EXTRACT:

···

Hierarchical Menus in Frames defining the problem
The Frameset Limitations
As we know, frames are windows. Content cannot overlap frame boundaries. We therefore need to develop a technique where the links that activate the menus are in a navigation frame, and the menus themselves reside in a main frame that holds the document proper.
Our first inclination is to have the main frame create the menus and have them references by the navigation frame. This approach, although it works fine, is not very elegant. What we are striving for is a technique where the navigation frame, common to all main frame content, controls the creation of menus, and creates them whenever a new main frame document is loaded. We need to keep the number of pages that we will modify, and the modifications, themselves, to a minimum.
We will include all the code necessary in our navigation frame, which is loaded once and accessible to all other pages. Documents loaded into the main frame will have one line of code added, only.
The Style Limitations
The other major problem we will overcome is that of styles, especially where Navigator is concerned. Since all our code is in the navigation frame, how do we transport styles to the main frame, to style our menus? The answer is based on the much-maligned and unfairly-overlooked powerful JavaScript Style Sheets! In Explorer, we can style our menus dynamically, after creation, so styles are not a problem.

···

(Stored items)
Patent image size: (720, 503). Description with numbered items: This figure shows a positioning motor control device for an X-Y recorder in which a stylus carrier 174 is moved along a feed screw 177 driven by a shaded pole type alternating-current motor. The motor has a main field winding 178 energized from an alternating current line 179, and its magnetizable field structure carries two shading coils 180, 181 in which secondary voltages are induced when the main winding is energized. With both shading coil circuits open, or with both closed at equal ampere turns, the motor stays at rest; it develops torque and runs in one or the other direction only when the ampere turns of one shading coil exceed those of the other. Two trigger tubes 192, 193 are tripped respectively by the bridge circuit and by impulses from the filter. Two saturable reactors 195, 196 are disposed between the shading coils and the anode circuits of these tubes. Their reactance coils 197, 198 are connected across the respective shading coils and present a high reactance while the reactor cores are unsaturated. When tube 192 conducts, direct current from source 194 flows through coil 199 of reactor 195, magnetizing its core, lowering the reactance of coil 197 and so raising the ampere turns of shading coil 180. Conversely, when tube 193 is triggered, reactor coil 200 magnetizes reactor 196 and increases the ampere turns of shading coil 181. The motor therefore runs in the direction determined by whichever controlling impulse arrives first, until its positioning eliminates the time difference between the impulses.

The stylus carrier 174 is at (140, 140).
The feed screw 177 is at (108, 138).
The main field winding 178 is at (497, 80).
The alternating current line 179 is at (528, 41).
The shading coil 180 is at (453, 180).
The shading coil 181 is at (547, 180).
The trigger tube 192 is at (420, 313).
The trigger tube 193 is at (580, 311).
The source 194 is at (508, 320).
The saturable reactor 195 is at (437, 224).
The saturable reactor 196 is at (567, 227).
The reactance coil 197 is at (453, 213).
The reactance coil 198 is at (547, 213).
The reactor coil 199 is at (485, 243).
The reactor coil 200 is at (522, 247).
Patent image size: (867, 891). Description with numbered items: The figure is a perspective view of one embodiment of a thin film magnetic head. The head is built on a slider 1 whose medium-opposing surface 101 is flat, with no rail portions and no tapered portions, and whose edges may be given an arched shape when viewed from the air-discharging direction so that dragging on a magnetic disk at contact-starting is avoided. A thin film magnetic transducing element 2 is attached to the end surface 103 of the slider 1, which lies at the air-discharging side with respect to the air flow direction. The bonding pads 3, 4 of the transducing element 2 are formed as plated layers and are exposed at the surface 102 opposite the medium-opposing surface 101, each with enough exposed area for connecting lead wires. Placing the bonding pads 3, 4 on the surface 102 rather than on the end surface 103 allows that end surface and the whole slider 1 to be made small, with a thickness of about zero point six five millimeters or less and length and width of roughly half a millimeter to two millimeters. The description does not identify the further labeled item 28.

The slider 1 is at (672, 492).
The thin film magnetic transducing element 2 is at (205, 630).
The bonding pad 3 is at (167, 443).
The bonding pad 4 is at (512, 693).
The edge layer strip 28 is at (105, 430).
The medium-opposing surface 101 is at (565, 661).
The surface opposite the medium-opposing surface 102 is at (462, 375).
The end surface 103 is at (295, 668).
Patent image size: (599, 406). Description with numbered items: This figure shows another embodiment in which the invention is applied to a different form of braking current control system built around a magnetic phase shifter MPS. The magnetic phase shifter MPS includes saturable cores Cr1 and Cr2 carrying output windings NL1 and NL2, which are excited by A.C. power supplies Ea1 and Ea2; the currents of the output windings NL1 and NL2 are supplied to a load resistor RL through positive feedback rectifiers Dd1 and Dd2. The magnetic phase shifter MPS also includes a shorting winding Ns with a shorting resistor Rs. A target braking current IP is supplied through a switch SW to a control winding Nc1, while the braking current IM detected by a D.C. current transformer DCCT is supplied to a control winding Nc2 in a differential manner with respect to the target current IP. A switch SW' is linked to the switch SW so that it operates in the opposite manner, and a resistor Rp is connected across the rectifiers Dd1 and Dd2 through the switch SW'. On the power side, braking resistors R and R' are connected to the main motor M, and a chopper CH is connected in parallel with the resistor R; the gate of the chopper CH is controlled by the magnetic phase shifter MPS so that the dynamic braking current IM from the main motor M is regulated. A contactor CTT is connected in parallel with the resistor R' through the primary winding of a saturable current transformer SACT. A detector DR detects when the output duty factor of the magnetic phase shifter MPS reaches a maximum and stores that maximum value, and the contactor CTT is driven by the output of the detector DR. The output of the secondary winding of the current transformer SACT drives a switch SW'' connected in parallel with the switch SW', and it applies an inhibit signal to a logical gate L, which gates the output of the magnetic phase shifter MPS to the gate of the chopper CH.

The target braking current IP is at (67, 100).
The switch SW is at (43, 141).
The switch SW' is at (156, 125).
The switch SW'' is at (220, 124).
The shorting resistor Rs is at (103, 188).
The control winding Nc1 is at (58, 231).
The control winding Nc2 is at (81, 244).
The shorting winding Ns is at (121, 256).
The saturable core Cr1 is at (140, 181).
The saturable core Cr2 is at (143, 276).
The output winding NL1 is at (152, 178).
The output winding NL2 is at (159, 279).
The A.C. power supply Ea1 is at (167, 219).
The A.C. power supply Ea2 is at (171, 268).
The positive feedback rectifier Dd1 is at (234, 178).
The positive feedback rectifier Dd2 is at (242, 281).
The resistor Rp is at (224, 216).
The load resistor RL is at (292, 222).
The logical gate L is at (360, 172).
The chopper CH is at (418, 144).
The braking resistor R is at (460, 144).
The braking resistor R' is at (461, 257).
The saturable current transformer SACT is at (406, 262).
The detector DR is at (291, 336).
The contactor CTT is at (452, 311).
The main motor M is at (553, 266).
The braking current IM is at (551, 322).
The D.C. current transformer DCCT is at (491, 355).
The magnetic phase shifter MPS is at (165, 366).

···

Can you repeat everything from "Hierarchical Menus in" down to "the document proper." in the text on menus in frames, swapping "windows" for "panes"?

RESPONSE AREA:
Hierarchical Menus in Frames defining the problem
The Frameset Limitations
As we know, frames are panes. Content cannot overlap frame boundaries. We therefore need to develop a technique where the links that activate the menus are in a navigation frame, and the menus themselves reside in a main frame that holds the document proper.